-------- Data supplied --------
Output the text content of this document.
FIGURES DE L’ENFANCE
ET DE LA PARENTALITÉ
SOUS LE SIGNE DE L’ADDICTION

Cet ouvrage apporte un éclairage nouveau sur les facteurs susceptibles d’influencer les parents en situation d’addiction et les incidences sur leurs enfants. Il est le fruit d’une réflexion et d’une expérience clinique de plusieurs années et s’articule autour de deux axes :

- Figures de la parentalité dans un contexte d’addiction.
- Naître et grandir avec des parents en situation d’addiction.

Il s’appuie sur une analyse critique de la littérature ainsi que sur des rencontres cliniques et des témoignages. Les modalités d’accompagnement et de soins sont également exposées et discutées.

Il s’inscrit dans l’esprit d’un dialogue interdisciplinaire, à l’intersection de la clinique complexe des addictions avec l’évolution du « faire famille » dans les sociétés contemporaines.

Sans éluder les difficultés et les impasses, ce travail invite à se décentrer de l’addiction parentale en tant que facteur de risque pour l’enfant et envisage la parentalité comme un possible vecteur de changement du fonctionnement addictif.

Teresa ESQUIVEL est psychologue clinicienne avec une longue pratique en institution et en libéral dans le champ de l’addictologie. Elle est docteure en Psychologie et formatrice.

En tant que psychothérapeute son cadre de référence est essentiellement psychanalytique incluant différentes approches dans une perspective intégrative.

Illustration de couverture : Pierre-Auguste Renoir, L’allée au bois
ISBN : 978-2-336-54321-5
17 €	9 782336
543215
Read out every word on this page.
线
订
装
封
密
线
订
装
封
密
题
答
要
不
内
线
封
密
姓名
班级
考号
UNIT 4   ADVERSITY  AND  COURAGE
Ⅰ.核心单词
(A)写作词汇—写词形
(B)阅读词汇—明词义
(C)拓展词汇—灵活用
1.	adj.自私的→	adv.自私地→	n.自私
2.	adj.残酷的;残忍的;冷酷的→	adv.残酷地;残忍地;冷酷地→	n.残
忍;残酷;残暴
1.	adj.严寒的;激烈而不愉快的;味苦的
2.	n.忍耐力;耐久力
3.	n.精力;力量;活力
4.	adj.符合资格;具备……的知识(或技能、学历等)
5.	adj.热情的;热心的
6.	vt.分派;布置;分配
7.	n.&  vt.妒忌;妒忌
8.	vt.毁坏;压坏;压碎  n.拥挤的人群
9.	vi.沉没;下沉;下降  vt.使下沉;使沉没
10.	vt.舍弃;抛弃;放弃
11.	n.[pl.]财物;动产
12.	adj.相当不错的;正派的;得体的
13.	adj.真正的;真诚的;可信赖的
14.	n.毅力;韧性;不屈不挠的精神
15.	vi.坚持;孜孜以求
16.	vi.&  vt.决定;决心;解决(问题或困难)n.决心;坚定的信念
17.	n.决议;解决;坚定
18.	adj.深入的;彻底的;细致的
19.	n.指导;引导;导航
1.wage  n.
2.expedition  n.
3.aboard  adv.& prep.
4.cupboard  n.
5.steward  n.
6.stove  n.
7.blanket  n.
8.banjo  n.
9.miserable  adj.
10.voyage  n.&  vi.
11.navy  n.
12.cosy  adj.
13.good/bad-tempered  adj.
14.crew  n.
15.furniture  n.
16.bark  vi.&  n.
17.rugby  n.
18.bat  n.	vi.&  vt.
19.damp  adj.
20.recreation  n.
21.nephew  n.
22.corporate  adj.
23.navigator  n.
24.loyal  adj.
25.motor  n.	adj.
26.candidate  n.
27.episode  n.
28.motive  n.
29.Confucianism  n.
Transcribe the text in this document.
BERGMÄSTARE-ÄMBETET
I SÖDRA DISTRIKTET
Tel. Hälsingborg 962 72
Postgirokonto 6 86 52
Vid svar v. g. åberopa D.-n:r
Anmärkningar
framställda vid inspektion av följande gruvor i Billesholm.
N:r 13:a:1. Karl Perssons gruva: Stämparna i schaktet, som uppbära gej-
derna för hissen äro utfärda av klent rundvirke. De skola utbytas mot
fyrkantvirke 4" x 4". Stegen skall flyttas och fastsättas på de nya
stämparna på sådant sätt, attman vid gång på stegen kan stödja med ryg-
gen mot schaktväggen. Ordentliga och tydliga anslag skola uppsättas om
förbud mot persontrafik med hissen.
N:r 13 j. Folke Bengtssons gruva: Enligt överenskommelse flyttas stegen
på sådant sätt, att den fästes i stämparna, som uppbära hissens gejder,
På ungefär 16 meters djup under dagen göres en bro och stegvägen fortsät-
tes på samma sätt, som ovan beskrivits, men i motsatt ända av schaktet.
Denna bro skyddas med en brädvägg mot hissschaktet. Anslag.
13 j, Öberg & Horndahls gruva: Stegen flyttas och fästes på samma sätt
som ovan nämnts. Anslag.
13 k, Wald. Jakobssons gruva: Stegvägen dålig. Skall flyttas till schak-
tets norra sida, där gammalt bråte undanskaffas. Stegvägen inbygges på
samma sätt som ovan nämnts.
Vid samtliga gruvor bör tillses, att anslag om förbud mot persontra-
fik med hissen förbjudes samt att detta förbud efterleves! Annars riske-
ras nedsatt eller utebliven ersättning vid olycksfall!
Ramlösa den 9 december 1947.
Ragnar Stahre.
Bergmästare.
--------
**Exercise:**
Return only the number of lines in the entries that contain the string "parents".

**Task output:**
2